(Stored data entries)
==*==

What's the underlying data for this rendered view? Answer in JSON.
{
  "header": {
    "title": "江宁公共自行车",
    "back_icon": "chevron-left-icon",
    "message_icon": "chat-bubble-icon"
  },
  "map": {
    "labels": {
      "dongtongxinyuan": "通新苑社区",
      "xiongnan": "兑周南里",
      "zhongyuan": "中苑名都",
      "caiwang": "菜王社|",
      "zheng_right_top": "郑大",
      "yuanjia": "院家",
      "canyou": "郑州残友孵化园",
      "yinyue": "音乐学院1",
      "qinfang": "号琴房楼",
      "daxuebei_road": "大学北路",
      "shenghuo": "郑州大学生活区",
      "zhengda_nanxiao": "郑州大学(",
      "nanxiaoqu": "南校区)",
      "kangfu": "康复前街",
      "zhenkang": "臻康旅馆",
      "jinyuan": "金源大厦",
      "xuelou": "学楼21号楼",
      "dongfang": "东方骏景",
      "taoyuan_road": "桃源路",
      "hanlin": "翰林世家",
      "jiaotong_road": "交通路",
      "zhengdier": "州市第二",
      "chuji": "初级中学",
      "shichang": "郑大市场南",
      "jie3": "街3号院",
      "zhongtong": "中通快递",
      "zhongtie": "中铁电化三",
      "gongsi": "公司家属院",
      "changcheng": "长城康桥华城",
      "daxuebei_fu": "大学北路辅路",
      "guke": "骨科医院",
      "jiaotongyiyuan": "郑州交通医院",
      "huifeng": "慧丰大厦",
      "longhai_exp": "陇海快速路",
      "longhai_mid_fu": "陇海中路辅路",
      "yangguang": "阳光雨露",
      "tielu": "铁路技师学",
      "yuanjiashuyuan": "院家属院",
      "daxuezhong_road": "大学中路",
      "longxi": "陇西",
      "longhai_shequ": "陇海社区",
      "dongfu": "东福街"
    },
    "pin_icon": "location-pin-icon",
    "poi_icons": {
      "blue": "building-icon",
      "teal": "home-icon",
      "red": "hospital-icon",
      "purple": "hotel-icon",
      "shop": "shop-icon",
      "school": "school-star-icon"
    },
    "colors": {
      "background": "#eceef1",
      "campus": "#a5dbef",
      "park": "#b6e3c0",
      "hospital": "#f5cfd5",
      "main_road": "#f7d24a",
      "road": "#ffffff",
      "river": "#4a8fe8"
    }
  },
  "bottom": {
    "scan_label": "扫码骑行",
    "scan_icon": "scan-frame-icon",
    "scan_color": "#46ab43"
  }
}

==*==

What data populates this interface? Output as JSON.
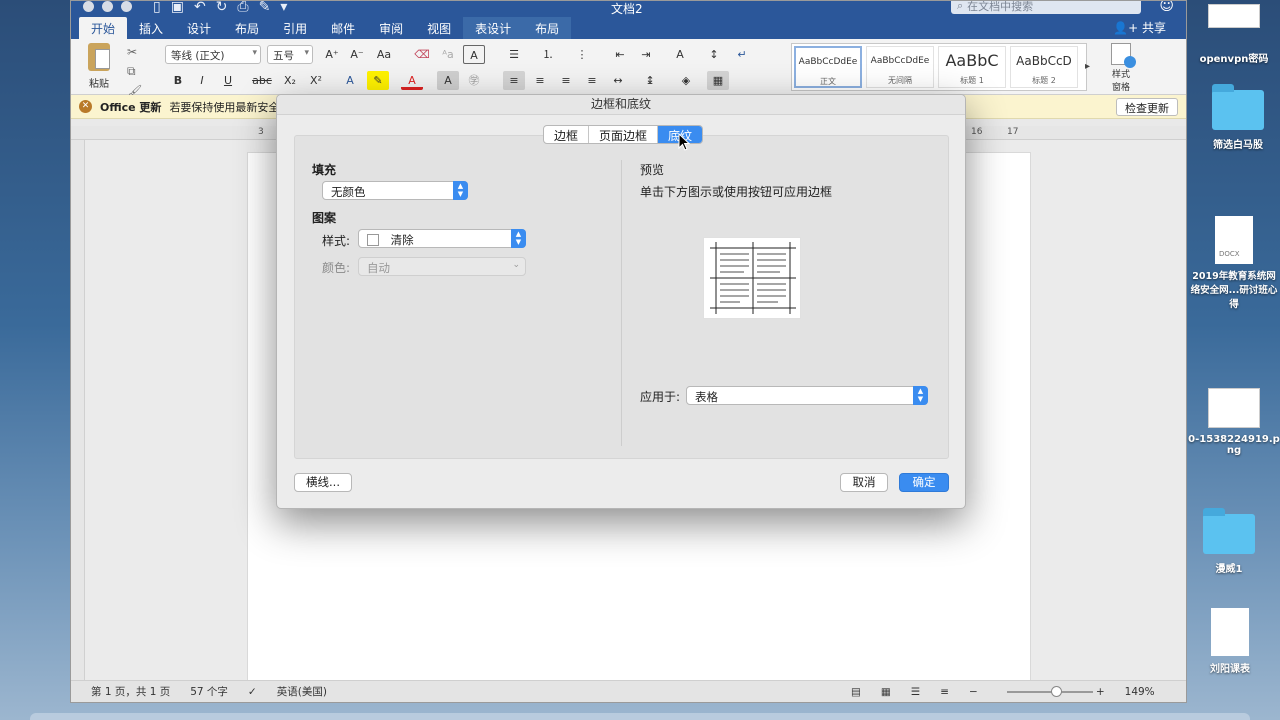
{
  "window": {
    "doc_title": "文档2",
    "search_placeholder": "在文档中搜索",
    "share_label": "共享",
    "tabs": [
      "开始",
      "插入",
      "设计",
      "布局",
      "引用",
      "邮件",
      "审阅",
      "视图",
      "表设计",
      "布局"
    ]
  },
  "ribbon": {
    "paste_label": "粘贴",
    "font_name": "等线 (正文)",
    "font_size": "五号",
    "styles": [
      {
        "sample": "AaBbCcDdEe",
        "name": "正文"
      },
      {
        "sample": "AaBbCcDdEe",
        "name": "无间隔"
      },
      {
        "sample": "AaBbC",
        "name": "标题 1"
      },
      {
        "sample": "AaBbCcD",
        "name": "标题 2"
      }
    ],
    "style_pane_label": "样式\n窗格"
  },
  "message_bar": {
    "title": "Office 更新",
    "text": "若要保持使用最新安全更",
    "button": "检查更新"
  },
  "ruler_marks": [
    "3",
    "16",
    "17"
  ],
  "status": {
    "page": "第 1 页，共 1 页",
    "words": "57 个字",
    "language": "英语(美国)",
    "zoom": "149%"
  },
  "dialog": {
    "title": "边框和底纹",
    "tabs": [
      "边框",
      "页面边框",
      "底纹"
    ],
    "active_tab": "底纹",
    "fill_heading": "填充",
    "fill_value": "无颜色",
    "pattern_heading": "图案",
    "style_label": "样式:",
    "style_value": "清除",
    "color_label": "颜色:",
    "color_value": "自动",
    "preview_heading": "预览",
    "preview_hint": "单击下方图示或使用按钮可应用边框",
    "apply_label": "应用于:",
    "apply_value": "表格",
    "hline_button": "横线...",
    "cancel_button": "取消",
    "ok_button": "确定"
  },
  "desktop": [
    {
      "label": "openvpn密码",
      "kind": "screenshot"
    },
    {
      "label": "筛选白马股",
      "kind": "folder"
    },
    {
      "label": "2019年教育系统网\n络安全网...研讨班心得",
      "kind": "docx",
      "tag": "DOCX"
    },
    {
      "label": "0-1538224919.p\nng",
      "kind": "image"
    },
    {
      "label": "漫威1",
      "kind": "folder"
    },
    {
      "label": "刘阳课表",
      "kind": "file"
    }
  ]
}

==*==

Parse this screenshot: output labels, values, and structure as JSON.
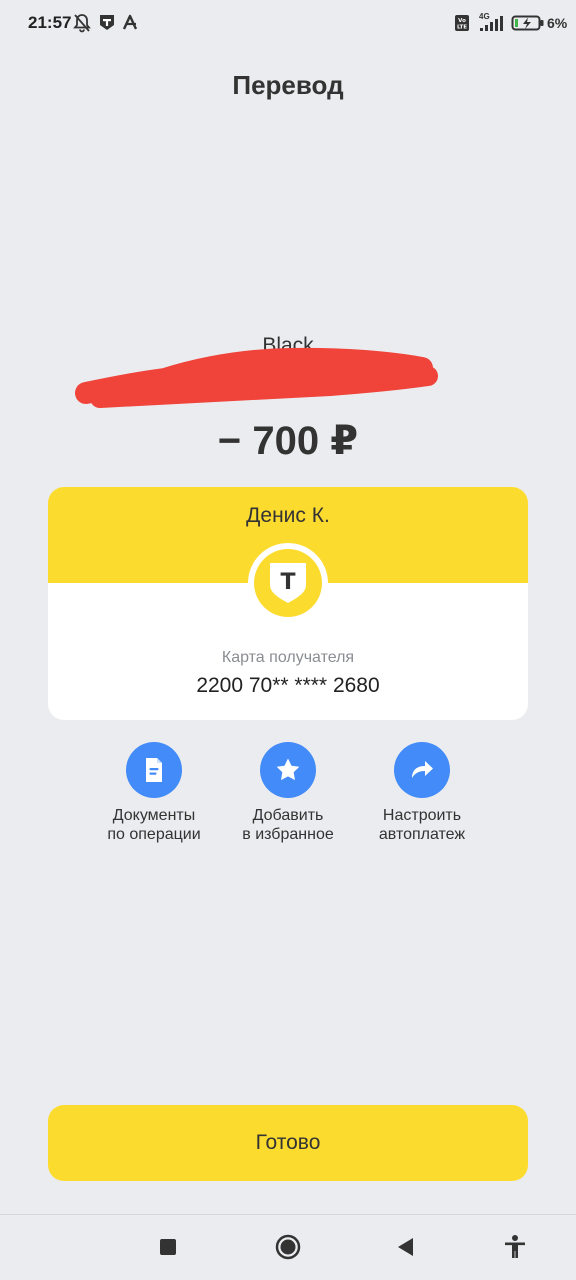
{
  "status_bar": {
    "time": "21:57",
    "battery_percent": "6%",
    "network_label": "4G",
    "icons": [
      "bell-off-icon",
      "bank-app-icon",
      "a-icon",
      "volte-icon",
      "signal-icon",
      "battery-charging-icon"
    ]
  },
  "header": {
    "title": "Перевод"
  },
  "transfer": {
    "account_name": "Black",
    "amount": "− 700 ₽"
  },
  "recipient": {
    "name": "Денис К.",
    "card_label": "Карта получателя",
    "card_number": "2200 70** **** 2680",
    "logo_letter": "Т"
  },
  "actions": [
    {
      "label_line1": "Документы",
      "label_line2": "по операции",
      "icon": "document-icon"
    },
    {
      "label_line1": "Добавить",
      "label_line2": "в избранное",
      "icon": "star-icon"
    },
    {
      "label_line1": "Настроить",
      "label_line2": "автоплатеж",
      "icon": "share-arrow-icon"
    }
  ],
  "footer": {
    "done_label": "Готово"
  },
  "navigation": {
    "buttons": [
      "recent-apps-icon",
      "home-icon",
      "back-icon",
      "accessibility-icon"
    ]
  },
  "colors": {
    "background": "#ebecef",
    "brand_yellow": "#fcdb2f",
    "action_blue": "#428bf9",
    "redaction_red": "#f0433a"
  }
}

==*==

(INSTRUCTIONS TO FOLLOW): Only lines with the word "background" should be collected from the material.

(THE REPLY):
      "background": "#eceef1",
    "background": "#ebecef",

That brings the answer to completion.